■ Exercise instructions:
Could you give the lines from the one containing "Give me the" through the one containing "comment-time: 3 часа" again, changing "back-button" to "return-button" and leaving everything else the same?

■ Input records:
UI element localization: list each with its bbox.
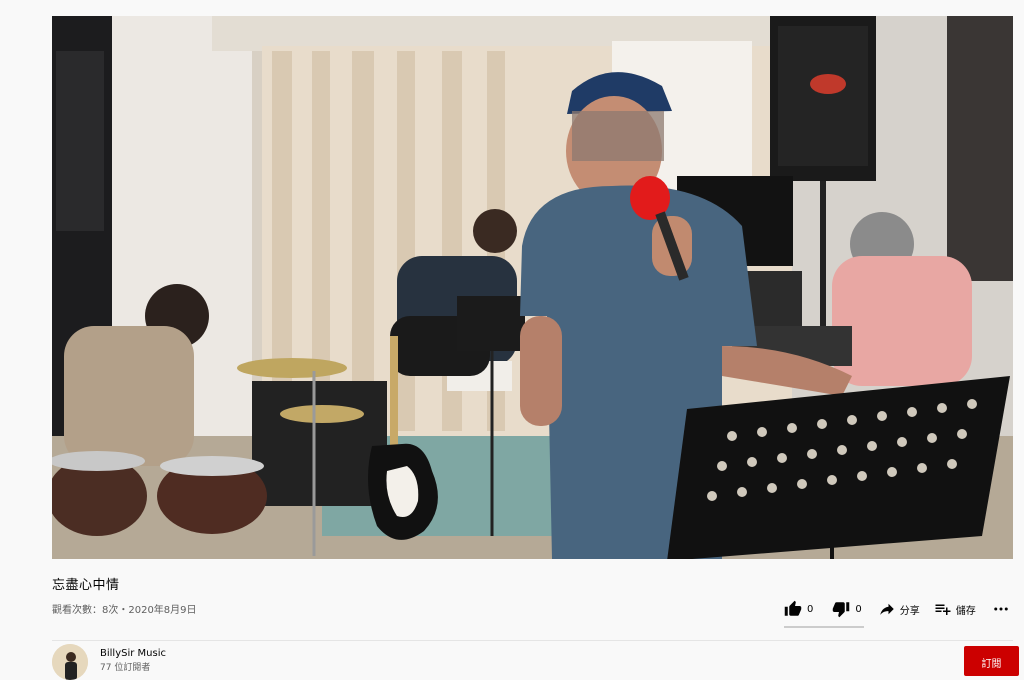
--
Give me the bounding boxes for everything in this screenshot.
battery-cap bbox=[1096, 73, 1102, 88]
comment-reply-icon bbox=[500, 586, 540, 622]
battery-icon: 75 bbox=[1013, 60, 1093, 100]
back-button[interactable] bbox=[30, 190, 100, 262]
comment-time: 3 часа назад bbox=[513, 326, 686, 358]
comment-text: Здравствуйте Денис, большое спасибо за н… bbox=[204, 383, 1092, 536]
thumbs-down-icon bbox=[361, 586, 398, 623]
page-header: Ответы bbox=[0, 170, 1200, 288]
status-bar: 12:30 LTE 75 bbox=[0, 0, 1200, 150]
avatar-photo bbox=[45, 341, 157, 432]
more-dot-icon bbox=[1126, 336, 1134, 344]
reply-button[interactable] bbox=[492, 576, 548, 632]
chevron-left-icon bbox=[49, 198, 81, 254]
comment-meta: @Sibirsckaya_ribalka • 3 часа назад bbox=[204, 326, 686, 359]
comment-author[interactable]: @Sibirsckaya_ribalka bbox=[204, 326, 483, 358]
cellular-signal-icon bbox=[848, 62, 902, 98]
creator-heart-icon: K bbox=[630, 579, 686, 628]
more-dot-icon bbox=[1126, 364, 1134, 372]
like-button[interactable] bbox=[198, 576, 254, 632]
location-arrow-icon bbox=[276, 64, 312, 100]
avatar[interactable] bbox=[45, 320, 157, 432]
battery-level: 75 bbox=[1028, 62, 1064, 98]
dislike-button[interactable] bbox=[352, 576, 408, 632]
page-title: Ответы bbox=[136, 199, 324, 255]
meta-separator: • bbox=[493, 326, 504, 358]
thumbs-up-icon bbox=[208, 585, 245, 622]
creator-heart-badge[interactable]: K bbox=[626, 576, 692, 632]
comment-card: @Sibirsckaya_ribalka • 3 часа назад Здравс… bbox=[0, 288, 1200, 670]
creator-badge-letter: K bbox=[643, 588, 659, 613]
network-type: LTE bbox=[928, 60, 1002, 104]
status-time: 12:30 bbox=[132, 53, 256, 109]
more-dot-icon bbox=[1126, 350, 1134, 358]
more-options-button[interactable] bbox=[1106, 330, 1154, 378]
==
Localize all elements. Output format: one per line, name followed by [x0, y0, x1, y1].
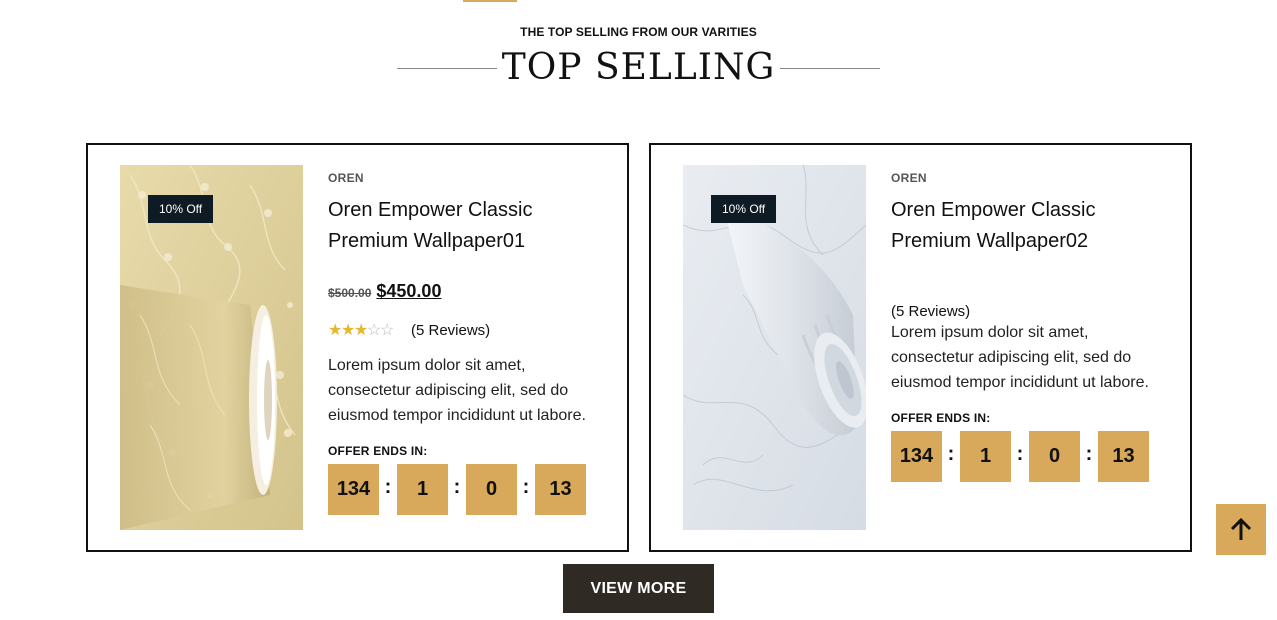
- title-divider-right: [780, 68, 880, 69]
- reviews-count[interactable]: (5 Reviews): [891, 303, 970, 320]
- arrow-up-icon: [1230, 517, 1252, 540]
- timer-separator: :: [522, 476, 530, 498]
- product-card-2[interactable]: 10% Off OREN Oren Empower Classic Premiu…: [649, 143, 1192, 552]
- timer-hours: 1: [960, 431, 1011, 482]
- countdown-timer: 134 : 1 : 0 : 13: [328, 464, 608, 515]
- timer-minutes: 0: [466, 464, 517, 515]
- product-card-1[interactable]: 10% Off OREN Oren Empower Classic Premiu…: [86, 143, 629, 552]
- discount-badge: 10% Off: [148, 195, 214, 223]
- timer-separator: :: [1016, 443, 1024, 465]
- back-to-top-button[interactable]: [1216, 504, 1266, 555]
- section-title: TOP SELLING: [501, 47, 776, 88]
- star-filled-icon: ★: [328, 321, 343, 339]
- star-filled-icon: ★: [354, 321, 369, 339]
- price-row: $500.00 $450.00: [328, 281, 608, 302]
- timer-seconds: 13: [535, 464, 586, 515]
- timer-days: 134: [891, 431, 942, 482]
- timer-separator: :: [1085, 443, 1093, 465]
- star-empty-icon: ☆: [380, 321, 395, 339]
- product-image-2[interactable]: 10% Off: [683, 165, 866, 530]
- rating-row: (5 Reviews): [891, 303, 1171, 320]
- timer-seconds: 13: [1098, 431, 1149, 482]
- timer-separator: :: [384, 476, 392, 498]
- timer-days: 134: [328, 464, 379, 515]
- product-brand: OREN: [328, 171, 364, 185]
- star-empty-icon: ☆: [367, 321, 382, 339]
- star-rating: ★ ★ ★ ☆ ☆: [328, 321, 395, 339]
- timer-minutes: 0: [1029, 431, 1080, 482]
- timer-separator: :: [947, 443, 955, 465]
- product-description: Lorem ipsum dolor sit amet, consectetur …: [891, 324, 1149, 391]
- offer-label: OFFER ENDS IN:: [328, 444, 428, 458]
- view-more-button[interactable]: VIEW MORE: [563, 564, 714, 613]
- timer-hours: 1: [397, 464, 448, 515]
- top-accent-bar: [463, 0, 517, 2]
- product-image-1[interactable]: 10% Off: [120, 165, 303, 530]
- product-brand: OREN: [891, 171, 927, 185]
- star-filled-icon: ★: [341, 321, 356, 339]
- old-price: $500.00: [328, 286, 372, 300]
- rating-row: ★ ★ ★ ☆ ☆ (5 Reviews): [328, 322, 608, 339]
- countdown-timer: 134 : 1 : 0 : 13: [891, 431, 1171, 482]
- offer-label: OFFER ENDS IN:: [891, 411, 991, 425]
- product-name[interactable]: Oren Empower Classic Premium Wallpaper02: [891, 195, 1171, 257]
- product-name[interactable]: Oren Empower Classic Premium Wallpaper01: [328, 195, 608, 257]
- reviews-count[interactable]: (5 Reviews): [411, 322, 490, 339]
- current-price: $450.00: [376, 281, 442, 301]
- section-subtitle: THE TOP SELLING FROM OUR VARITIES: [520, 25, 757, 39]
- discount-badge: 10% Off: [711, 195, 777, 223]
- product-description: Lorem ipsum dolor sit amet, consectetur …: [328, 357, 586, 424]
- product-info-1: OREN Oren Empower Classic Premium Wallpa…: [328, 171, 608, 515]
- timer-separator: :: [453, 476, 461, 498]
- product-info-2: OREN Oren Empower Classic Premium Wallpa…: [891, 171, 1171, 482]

■ Solution to this problem:
Give me the bounding boxes for everything in this screenshot.
battery-cap bbox=[1096, 73, 1102, 88]
comment-reply-icon bbox=[500, 586, 540, 622]
battery-icon: 75 bbox=[1013, 60, 1093, 100]
return-button[interactable] bbox=[30, 190, 100, 262]
comment-time: 3 часа назад bbox=[513, 326, 686, 358]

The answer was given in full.